Directions.
a: In the MCAS regression passage, why is the regression line for the first model shown as a two-dimensional plot? Answer in one to three sentences.
b: Supply the next part of the MCAS regression passage, continuing on from its final line.

Exercise passage.

- - - - -

##
## Residuals:
## Min 1Q Median 3Q Max
## -22.968 -6.491 -1.027 5.980 23.877
##
## Coefficients:
## Estimate Std. Error t value Pr(>|t|)
## (Intercept) 721.77627 0.96708 746.35 <2e-16 ***
## lnchpct -0.79166 0.04352 -18.19 <2e-16 ***
## ---
## Signif. codes: 0 '***' 0.001 '**' 0.01 '*' 0.05 '.' 0.1 ' ' 1
##
## Residual standard error: 9.434 on 193 degrees of freedom
## Multiple R-squared: 0.6316, Adjusted R-squared: 0.6297
## F-statistic: 330.9 on 1 and 193 DF, p-value: < 2.2e-16
What this is suggesting is that if there were ZERO students on free and reduced price lunches, the average MCAS score for 4th graders would be 722 (which is greater than the state-wide average). Here is the regression line for this model, which is a 2D plot because we only include one independent variable.
conf <- confint(totsc4.lm_H1,level=0.95)
lwr <- conf[,1]
upr <- conf[,2]
plot(lnchpct,totsc4,pch=21, bg='red',main="MCAS score vs. % free lunch students")
abline(totsc4.lm_H1$coef, lwd=3)
abline(lwr, lty=2, col='red')
abline(upr, lty=2, col='red')
The second biggest \(R^2\) with totsc4 is avgsalary (correlation = 0.37), so we’ll add that next:
totsc4.lm_H2 <- lm(totsc4 ~ lnchpct + avgsalary)
summary(totsc4.lm_H2)
##
## Call:
## lm(formula = totsc4 ~ lnchpct + avgsalary)
##
## Residuals:
## Min 1Q Median 3Q Max
## -23.246 -5.811 -1.160 4.546 26.121
##
## Coefficients:
## Estimate Std. Error t value Pr(>|t|)

- - - - -

(Stored data entries)

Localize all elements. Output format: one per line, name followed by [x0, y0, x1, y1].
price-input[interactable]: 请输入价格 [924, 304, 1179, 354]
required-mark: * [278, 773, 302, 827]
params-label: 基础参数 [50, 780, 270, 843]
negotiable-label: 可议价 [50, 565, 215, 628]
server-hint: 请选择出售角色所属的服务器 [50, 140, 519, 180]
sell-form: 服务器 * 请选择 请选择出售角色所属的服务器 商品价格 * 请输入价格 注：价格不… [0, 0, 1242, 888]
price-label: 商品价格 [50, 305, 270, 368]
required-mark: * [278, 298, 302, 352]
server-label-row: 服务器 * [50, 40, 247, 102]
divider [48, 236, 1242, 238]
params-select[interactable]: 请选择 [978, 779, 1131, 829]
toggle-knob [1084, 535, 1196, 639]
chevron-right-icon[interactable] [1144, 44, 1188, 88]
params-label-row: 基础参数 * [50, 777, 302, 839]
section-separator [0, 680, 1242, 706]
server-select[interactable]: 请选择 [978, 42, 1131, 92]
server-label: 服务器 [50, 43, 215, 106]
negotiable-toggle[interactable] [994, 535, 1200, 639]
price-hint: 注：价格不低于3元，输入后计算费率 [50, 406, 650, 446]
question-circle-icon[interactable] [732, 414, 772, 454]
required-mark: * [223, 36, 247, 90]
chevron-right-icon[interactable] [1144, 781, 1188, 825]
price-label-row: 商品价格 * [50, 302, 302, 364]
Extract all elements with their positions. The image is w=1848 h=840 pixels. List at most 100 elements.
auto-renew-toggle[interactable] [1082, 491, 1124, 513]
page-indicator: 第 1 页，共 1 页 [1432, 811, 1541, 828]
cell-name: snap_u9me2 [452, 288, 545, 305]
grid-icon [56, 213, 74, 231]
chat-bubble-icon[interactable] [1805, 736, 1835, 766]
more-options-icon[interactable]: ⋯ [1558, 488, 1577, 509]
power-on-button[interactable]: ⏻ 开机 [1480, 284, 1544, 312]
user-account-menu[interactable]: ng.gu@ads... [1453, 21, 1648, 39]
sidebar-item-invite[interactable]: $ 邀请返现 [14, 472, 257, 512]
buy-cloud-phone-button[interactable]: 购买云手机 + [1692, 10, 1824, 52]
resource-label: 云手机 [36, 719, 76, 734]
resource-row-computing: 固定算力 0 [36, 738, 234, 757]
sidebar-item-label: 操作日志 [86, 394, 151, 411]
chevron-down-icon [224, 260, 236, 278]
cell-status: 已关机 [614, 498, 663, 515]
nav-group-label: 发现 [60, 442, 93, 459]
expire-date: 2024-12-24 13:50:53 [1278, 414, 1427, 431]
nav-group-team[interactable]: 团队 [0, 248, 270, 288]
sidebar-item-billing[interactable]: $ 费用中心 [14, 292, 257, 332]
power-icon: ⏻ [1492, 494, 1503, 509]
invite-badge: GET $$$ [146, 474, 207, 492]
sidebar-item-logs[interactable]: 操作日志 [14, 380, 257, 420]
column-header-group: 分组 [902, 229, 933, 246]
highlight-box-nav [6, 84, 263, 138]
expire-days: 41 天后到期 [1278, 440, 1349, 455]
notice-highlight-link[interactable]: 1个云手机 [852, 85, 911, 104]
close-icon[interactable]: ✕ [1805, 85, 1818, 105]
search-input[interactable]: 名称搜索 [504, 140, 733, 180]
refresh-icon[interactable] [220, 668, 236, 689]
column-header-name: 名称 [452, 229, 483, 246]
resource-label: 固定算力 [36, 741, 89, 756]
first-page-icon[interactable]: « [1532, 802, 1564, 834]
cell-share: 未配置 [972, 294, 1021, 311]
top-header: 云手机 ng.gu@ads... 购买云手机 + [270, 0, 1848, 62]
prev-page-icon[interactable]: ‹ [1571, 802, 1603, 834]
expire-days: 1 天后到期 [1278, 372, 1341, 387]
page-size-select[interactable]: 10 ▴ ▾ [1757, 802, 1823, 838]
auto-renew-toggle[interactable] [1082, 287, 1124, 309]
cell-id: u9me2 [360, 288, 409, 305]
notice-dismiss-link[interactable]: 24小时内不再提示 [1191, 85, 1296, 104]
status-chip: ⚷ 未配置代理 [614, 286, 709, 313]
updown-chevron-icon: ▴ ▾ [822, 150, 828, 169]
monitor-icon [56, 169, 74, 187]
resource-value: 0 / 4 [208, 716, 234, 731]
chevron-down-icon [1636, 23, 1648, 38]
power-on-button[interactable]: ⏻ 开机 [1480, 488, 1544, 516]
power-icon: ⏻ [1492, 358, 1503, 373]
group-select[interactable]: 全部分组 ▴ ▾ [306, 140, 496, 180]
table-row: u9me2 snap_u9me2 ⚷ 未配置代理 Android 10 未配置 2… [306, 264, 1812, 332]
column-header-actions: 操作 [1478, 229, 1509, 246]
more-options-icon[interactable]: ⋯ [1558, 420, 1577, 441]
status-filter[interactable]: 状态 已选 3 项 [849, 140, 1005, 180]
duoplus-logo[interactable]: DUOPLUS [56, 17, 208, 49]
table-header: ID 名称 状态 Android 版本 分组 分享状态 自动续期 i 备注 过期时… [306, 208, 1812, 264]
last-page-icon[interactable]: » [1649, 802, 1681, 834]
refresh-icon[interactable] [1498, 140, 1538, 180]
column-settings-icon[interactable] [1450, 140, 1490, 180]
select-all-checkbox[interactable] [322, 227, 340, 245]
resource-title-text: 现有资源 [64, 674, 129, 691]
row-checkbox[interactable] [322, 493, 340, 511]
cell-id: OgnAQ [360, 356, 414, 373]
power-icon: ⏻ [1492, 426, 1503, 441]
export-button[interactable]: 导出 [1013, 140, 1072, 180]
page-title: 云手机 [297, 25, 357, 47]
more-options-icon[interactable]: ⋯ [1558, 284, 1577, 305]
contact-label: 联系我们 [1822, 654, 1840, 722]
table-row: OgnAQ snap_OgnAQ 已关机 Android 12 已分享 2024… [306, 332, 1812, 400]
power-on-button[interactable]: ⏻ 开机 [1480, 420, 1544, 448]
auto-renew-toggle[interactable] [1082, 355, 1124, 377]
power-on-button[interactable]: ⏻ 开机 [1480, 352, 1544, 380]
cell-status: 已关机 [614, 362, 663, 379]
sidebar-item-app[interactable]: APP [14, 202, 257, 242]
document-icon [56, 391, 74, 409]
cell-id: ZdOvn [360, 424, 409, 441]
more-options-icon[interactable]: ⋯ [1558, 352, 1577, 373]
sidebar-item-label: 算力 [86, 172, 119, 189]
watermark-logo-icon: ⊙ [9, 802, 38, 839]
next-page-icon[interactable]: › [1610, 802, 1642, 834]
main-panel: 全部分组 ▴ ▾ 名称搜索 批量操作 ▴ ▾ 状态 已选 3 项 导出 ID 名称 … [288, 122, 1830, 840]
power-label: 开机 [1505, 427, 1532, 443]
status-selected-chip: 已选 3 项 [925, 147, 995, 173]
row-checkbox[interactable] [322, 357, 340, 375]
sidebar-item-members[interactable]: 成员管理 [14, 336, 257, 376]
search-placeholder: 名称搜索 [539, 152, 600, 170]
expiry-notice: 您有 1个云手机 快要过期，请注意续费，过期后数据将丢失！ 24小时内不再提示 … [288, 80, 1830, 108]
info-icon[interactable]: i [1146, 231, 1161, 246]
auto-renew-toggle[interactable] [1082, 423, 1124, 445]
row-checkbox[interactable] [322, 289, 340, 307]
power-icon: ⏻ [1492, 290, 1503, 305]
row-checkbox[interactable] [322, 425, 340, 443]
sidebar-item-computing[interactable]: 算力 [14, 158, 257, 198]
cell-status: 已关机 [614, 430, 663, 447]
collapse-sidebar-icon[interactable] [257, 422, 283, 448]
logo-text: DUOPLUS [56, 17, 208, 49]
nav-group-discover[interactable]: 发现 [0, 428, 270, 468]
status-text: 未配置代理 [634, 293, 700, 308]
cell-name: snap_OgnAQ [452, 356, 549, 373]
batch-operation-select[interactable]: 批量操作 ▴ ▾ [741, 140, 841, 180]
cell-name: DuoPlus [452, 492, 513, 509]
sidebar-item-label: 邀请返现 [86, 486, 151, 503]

- - - - -

Results by task.
a: The plot is two-dimensional because the first model includes only one independent variable, lnchpct. The line therefore relates totsc4 to that single predictor.

b:
## (Intercept) 691.98870 7.91735 87.402 < 2e-16 ***
## lnchpct -0.74696 0.04371 -17.088 < 2e-16 ***
## avgsalary 0.80786 0.21322 3.789 0.000202 ***
## ---
## Signif. codes: 0 '***' 0.001 '**' 0.01 '*' 0.05 '.' 0.1 ' ' 1
##
## Residual standard error: 9.124 on 192 degrees of freedom
## Multiple R-squared: 0.6572, Adjusted R-squared: 0.6536
## F-statistic: 184.1 on 2 and 192 DF, p-value: < 2.2e-16
This tells us that if we had no reduced price lunch children but also did not pay the teachers, we would see a lower performance on test scores than we did above (drops from 722 to 692). Because we have two independent variables in this model, we can use a 3D plot to visualize the model and a regression plane (plus 95% confidence interval planes.
#install.packages("scatterplot3d")
library(scatterplot3d)
H2_3d <- scatterplot3d(lnchpct, avgsalary, totsc4, pch=15, main = "MCAS score vs. % free lunch students and teacher salary", bg = 'ivory4', xlab = "% free lunch students", ylab = "Avg. teacher salary", zlab = "Avg. 4th grade MCAS score", axis=TRUE)
H2_3d$plane3d(totsc4.lm_H2, col = 'blue')
H2_3d$plane3d(confint(totsc4.lm_H2)[,1],col="red")
H2_3d$plane3d(confint(totsc4.lm_H2)[,2],col="red")
Finally, we’ll add regday (correlation = 0.17):
totsc4.lm_H3 <- lm(totsc4 ~ lnchpct + avgsalary + regday)
summary(totsc4.lm_H3)
##
## Call:
## lm(formula = totsc4 ~ lnchpct + avgsalary + regday)
##
## Residuals:
## Min 1Q Median 3Q Max
## -23.164 -5.653 -1.200 5.405 24.924
##
## Coefficients:
## Estimate Std. Error t value Pr(>|t|)
## (Intercept) 693.253244 7.908557 87.659 <2e-16 ***
## lnchpct -0.757799 0.043922 -17.253 <2e-16 ***
## avgsalary 0.575086 0.250464 2.296 0.0228 *
## regday 0.001592 0.000911 1.747 0.0822 .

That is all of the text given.